• **LISTED RECORDS**:

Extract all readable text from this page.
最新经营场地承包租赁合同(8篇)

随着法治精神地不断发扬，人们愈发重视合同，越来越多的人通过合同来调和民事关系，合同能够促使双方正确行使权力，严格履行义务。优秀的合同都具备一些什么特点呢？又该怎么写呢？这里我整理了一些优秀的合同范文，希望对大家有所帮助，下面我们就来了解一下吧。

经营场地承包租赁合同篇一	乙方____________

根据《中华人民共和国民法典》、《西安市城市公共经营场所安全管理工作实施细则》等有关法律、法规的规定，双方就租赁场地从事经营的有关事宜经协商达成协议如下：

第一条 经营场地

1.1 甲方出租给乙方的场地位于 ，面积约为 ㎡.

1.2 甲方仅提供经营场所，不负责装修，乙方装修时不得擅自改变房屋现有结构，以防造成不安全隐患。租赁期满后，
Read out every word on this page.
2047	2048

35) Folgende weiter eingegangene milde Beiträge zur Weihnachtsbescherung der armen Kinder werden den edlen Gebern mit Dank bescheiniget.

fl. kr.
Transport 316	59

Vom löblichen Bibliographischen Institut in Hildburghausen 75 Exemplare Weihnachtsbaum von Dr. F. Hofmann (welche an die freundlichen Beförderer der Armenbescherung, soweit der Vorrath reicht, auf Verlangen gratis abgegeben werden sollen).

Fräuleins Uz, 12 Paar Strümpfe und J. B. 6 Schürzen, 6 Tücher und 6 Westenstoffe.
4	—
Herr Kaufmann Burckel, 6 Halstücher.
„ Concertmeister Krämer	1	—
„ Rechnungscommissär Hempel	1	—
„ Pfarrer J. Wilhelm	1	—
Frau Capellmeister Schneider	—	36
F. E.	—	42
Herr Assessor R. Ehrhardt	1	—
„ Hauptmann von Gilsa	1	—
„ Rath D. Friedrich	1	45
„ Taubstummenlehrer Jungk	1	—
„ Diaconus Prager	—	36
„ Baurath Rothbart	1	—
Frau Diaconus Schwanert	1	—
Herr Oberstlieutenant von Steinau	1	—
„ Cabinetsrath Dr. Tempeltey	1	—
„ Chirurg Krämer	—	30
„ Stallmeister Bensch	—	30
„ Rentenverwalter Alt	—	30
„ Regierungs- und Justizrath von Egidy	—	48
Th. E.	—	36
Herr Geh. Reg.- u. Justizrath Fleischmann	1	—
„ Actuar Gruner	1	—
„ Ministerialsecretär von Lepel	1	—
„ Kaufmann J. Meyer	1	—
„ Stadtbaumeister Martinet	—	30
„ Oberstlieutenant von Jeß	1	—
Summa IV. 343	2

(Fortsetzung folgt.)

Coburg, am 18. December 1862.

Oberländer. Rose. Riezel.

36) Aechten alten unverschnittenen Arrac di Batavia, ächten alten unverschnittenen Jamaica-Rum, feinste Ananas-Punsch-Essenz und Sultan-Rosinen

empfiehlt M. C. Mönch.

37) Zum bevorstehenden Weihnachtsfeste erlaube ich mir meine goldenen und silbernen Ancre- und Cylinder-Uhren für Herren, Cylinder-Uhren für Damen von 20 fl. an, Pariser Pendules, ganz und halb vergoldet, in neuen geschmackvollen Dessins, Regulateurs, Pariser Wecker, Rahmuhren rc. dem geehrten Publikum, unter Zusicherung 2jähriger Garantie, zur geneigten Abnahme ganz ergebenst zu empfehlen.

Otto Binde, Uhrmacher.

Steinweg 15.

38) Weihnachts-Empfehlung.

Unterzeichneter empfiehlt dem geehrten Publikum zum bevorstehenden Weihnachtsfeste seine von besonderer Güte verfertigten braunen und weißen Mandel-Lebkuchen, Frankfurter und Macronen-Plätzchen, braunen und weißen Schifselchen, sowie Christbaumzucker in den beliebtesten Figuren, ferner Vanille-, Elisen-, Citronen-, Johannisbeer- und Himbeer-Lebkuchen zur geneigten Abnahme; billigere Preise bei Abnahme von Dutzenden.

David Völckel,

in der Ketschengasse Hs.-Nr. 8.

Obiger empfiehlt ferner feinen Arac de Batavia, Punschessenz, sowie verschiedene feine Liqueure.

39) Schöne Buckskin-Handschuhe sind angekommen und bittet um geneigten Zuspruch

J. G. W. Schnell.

• **WHAT TO WORK ON**:
What is needed here is an exact reproduction of all the entries.

• **TASK OUTPUT**:
Extract all readable text from this page.
最新经营场地承包租赁合同(8篇)

随着法治精神地不断发扬，人们愈发重视合同，越来越多的人通过合同来调和民事关系，合同能够促使双方正确行使权力，严格履行义务。优秀的合同都具备一些什么特点呢？又该怎么写呢？这里我整理了一些优秀的合同范文，希望对大家有所帮助，下面我们就来了解一下吧。

经营场地承包租赁合同篇一	乙方____________

根据《中华人民共和国民法典》、《西安市城市公共经营场所安全管理工作实施细则》等有关法律、法规的规定，双方就租赁场地从事经营的有关事宜经协商达成协议如下：

第一条 经营场地

1.1 甲方出租给乙方的场地位于 ，面积约为 ㎡.

1.2 甲方仅提供经营场所，不负责装修，乙方装修时不得擅自改变房屋现有结构，以防造成不安全隐患。租赁期满后，
Read out every word on this page.
2047	2048

35) Folgende weiter eingegangene milde Beiträge zur Weihnachtsbescherung der armen Kinder werden den edlen Gebern mit Dank bescheiniget.

fl. kr.
Transport 316	59

Vom löblichen Bibliographischen Institut in Hildburghausen 75 Exemplare Weihnachtsbaum von Dr. F. Hofmann (welche an die freundlichen Beförderer der Armenbescherung, soweit der Vorrath reicht, auf Verlangen gratis abgegeben werden sollen).

Fräuleins Uz, 12 Paar Strümpfe und J. B. 6 Schürzen, 6 Tücher und 6 Westenstoffe.
4	—
Herr Kaufmann Burckel, 6 Halstücher.
„ Concertmeister Krämer	1	—
„ Rechnungscommissär Hempel	1	—
„ Pfarrer J. Wilhelm	1	—
Frau Capellmeister Schneider	—	36
F. E.	—	42
Herr Assessor R. Ehrhardt	1	—
„ Hauptmann von Gilsa	1	—
„ Rath D. Friedrich	1	45
„ Taubstummenlehrer Jungk	1	—
„ Diaconus Prager	—	36
„ Baurath Rothbart	1	—
Frau Diaconus Schwanert	1	—
Herr Oberstlieutenant von Steinau	1	—
„ Cabinetsrath Dr. Tempeltey	1	—
„ Chirurg Krämer	—	30
„ Stallmeister Bensch	—	30
„ Rentenverwalter Alt	—	30
„ Regierungs- und Justizrath von Egidy	—	48
Th. E.	—	36
Herr Geh. Reg.- u. Justizrath Fleischmann	1	—
„ Actuar Gruner	1	—
„ Ministerialsecretär von Lepel	1	—
„ Kaufmann J. Meyer	1	—
„ Stadtbaumeister Martinet	—	30
„ Oberstlieutenant von Jeß	1	—
Summa IV. 343	2

(Fortsetzung folgt.)

Coburg, am 18. December 1862.

Oberländer. Rose. Riezel.

36) Aechten alten unverschnittenen Arrac di Batavia, ächten alten unverschnittenen Jamaica-Rum, feinste Ananas-Punsch-Essenz und Sultan-Rosinen

empfiehlt M. C. Mönch.

37) Zum bevorstehenden Weihnachtsfeste erlaube ich mir meine goldenen und silbernen Ancre- und Cylinder-Uhren für Herren, Cylinder-Uhren für Damen von 20 fl. an, Pariser Pendules, ganz und halb vergoldet, in neuen geschmackvollen Dessins, Regulateurs, Pariser Wecker, Rahmuhren rc. dem geehrten Publikum, unter Zusicherung 2jähriger Garantie, zur geneigten Abnahme ganz ergebenst zu empfehlen.

Otto Binde, Uhrmacher.

Steinweg 15.

38) Weihnachts-Empfehlung.

Unterzeichneter empfiehlt dem geehrten Publikum zum bevorstehenden Weihnachtsfeste seine von besonderer Güte verfertigten braunen und weißen Mandel-Lebkuchen, Frankfurter und Macronen-Plätzchen, braunen und weißen Schifselchen, sowie Christbaumzucker in den beliebtesten Figuren, ferner Vanille-, Elisen-, Citronen-, Johannisbeer- und Himbeer-Lebkuchen zur geneigten Abnahme; billigere Preise bei Abnahme von Dutzenden.

David Völckel,

in der Ketschengasse Hs.-Nr. 8.

Obiger empfiehlt ferner feinen Arac de Batavia, Punschessenz, sowie verschiedene feine Liqueure.

39) Schöne Buckskin-Handschuhe sind angekommen und bittet um geneigten Zuspruch

J. G. W. Schnell.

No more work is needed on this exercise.